▶ [Exercício proposto 1]
Na entrevista, por quanto tempo Moreno foi vice-presidente do governo Correa?
▶ [Exercício proposto 2]
Reproduza sem nenhuma alteração as linhas dos dados, da primeira até a linha que contém "x-tick-label: 2025-10-29 [644,467,732,486]", incluindo as duas pontas.

Primo Jonas entrevista Carlos
Diante dos últimos eventos no Equador, a entrevista a seguir foi realizada no último domingo (06 de outubro) com um companheiro equatoriano que vive em Quito.
Primo Jonas: Comecemos com um pouco de contexto recente. Como se sentiu a transição entre o governo Correa e o governo Moreno? A população sentiu uma virada política? Como isso impactou nos diferentes setores sociais?
Carlos: Sim, realmente foi sentida uma virada. Eu pessoalmente não estava morando aqui neste momento, mas pelos relatos que escutei e, no que acompanhei à distância, desde que Moreno assumiu houve uma virada muito forte em relação às políticas de Correa. É importante lembrar que Moreno foi vice-presidente do governo Correa durante 6 anos, e chega à presidência como representante do governo anterior. O outro candidato era Gillermo Lasso, que é associado aos setores bancários e que esteve envolvido no que aqui ficou conhecido como a crise do “feriado bancário” de 1999, que foi uma crise muito profunda em decorrência da aplicação de medidas neoliberais – que basicamente estão sendo repetidas.

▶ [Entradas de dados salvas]
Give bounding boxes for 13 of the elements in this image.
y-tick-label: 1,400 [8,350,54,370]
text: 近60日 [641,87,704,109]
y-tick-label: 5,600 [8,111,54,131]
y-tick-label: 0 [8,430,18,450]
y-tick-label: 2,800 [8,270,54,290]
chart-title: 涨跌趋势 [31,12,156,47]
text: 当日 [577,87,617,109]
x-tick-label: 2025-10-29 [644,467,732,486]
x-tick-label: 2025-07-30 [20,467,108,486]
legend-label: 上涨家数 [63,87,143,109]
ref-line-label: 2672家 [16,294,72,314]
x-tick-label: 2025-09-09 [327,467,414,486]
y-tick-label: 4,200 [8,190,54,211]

▶ [Resultado final 1]
Durante 6 anos.

▶ [Resultado final 2]
Give bounding boxes for 13 of the elements in this image.
y-tick-label: 1,400 [8,350,54,370]
text: 近60日 [641,87,704,109]
y-tick-label: 5,600 [8,111,54,131]
y-tick-label: 0 [8,430,18,450]
y-tick-label: 2,800 [8,270,54,290]
chart-title: 涨跌趋势 [31,12,156,47]
text: 当日 [577,87,617,109]
x-tick-label: 2025-10-29 [644,467,732,486]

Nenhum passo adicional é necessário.